- Given request -
Copy every line that holds "name".

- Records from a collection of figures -
........

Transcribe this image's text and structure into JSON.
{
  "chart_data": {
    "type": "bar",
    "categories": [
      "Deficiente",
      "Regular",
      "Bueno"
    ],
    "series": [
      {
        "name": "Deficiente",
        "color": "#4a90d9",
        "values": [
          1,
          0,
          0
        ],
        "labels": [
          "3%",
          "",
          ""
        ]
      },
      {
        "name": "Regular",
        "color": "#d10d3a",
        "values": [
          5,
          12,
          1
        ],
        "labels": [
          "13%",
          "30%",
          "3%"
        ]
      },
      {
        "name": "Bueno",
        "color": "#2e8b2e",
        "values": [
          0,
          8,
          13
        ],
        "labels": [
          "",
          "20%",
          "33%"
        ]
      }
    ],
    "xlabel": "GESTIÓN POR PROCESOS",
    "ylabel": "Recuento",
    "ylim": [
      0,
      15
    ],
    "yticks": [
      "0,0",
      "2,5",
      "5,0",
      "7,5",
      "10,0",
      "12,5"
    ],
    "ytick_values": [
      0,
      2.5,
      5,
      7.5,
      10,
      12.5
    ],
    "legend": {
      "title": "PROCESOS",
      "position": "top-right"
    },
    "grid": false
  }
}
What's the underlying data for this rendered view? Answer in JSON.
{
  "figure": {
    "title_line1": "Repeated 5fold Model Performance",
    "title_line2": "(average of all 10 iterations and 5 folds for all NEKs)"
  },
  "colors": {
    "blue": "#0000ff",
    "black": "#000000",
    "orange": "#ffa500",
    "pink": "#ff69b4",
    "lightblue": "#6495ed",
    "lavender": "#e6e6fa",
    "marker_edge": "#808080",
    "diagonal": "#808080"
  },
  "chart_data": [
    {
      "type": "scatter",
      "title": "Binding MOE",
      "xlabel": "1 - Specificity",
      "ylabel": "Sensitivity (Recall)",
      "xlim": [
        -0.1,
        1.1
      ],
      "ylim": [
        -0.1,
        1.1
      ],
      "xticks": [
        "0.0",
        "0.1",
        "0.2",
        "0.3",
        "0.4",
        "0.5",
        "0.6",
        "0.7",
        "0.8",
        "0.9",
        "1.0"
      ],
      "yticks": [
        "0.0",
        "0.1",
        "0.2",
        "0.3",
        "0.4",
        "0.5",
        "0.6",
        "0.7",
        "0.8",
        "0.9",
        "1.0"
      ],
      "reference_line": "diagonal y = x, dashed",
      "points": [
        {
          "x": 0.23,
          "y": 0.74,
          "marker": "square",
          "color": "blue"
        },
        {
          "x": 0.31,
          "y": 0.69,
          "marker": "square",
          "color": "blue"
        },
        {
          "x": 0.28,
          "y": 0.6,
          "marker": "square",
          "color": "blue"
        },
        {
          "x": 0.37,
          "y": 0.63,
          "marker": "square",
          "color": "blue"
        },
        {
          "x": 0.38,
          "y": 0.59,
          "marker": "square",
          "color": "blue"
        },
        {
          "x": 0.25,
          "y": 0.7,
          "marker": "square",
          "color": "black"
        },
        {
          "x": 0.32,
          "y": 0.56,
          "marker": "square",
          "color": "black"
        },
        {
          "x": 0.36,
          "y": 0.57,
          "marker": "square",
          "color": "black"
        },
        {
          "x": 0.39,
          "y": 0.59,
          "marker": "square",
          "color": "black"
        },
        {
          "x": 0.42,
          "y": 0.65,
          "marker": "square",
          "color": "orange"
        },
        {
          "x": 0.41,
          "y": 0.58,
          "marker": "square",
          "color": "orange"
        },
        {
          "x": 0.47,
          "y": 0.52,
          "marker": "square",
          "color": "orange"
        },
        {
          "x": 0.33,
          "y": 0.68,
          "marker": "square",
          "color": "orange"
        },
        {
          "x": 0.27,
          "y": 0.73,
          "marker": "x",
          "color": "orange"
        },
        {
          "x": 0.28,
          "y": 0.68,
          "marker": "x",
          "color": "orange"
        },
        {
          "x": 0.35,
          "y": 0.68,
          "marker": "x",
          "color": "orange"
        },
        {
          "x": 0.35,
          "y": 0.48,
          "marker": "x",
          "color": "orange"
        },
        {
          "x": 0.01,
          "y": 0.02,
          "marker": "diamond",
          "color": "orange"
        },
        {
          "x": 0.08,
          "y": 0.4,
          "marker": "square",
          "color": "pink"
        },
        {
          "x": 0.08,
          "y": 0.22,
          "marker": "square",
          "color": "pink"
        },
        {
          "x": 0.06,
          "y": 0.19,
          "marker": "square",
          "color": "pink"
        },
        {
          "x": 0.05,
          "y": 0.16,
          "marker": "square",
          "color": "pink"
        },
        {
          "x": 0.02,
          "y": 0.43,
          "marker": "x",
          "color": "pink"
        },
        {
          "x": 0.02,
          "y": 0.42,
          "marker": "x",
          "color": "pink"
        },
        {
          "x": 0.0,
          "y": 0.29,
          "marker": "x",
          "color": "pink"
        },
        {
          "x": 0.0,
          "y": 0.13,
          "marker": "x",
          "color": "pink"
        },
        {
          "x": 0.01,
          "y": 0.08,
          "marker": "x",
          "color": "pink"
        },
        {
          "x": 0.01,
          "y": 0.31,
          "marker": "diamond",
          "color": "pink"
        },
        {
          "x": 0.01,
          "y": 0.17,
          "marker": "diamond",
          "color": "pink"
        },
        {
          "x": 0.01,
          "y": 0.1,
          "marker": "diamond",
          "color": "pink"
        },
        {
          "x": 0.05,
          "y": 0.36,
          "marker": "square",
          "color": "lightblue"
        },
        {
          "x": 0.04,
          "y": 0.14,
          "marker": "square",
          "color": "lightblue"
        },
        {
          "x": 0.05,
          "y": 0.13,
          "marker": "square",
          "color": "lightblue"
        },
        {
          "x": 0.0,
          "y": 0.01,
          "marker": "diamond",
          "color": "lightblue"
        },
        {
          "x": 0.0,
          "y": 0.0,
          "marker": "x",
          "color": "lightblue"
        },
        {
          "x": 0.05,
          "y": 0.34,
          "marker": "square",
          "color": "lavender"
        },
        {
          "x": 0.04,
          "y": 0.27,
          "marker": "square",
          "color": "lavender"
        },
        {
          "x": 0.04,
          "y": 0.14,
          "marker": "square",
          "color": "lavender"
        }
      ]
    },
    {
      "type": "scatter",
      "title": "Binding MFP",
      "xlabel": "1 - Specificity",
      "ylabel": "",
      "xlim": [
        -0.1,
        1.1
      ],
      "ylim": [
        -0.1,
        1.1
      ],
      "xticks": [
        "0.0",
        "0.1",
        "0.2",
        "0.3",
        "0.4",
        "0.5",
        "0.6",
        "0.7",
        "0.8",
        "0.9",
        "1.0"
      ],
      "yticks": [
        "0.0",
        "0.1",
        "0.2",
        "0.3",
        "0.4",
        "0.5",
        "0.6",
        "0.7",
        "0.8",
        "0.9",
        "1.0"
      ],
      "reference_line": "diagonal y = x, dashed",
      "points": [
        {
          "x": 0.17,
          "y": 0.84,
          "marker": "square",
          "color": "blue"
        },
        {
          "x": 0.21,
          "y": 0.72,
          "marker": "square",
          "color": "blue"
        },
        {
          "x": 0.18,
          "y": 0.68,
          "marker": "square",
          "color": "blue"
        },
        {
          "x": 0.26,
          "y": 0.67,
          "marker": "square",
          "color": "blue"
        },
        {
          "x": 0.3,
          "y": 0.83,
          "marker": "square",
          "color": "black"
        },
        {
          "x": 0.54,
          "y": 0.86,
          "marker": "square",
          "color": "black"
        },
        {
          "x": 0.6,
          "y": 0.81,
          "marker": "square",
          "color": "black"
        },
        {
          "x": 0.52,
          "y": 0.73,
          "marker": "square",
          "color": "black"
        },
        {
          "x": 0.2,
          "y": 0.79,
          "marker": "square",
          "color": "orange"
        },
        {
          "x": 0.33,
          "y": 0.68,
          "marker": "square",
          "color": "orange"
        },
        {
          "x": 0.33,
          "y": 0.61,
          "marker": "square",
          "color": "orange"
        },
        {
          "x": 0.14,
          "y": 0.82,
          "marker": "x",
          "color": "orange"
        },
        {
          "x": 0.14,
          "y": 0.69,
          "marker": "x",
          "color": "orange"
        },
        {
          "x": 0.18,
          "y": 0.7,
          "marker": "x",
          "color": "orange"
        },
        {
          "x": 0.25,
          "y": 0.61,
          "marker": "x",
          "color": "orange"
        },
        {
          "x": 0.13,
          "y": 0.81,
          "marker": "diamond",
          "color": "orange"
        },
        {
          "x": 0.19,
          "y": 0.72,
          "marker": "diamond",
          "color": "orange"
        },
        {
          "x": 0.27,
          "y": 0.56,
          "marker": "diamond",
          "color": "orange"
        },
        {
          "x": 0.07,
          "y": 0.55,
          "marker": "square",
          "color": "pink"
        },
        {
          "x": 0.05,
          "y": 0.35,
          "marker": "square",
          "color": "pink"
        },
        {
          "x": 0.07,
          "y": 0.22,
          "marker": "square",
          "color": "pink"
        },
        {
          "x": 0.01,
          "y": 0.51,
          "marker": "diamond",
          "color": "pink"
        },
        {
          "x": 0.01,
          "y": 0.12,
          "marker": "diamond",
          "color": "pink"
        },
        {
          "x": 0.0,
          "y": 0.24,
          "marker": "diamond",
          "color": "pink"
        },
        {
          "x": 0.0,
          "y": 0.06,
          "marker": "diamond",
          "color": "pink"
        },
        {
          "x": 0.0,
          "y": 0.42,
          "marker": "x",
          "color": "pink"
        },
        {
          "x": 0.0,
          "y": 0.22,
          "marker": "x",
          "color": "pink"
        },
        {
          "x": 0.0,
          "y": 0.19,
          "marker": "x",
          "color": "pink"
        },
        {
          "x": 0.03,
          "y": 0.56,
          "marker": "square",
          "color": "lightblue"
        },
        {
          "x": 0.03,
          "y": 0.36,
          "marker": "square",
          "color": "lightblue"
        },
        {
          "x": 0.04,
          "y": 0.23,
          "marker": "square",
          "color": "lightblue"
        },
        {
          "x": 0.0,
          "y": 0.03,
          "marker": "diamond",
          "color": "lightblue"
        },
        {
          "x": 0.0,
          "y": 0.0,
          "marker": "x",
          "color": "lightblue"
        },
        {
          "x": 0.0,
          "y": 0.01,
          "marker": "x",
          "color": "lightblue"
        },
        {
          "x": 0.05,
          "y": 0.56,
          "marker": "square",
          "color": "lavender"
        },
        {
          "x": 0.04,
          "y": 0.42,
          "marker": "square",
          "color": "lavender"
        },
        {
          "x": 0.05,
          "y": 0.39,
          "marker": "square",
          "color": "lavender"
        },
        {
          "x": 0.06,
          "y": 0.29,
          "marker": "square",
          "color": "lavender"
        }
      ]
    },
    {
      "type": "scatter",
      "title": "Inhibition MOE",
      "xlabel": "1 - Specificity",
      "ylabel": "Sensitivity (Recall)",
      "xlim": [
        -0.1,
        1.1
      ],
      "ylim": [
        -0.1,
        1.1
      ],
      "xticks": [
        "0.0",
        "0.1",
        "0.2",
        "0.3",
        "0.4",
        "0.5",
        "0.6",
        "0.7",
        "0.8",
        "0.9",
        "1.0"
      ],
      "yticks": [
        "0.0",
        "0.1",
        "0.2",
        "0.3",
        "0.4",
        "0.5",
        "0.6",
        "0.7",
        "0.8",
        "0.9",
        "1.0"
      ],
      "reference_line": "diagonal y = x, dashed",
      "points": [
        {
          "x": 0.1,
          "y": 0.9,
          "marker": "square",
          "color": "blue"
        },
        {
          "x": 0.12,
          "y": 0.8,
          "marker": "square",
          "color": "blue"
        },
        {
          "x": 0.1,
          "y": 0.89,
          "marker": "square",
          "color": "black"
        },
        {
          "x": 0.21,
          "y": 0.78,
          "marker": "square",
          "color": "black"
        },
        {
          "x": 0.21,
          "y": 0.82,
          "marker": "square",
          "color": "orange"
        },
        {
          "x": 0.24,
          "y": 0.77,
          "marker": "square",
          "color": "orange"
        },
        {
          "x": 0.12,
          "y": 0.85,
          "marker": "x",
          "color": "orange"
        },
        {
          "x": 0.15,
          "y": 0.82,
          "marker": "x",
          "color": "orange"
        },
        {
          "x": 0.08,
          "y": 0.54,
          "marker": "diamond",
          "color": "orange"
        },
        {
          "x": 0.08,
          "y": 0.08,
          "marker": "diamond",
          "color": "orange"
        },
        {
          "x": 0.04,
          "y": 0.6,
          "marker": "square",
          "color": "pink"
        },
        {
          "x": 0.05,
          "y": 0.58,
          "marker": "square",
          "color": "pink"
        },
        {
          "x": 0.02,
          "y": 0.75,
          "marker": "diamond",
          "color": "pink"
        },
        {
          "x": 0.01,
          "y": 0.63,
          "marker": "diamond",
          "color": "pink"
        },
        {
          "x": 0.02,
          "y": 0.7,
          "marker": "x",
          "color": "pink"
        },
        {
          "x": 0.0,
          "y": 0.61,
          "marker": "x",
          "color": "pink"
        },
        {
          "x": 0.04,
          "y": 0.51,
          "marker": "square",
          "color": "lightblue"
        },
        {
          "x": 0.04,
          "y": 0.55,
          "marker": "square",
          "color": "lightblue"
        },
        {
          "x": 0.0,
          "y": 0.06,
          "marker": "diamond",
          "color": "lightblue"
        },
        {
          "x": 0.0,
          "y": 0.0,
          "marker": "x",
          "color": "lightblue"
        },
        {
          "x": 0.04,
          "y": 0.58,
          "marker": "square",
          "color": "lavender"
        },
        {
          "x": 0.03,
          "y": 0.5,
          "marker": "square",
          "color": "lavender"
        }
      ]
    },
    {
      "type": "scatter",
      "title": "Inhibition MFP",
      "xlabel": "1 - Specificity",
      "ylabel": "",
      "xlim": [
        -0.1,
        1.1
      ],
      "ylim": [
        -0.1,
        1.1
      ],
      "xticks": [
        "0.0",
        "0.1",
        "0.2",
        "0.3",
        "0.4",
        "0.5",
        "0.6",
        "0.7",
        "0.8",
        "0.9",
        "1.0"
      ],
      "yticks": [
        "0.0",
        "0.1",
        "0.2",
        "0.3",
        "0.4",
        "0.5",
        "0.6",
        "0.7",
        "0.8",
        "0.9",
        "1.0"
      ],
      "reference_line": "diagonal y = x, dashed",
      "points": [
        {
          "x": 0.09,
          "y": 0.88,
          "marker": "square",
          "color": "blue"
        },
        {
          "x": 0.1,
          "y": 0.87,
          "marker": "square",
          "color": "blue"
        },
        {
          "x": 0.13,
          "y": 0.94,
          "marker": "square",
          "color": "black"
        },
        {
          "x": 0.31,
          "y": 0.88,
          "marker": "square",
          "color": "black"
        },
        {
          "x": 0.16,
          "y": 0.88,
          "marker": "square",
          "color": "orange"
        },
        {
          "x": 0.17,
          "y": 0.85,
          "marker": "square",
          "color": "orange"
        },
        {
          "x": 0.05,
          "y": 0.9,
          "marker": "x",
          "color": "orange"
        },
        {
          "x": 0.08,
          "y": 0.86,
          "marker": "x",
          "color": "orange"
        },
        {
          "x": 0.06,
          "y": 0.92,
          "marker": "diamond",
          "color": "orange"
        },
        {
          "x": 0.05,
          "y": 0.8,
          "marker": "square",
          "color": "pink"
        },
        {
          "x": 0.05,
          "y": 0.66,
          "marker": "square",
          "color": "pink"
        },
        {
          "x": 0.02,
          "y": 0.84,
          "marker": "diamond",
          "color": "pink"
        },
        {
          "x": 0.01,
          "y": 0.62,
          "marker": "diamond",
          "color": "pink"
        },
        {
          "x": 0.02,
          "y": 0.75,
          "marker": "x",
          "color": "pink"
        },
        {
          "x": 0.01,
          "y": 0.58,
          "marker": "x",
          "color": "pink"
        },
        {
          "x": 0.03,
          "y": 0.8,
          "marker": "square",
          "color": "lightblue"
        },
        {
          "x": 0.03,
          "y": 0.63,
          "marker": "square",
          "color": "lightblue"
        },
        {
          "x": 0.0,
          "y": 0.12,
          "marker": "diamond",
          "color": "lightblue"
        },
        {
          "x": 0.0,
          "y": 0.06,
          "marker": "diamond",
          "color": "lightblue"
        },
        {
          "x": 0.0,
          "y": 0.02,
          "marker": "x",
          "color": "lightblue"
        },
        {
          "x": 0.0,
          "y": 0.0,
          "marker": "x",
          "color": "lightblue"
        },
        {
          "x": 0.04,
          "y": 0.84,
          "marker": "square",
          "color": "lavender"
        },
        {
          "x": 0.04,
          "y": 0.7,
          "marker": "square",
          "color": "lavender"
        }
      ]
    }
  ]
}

........

- Solved exercise -
        "name": "Deficiente",
        "name": "Regular",
        "name": "Bueno",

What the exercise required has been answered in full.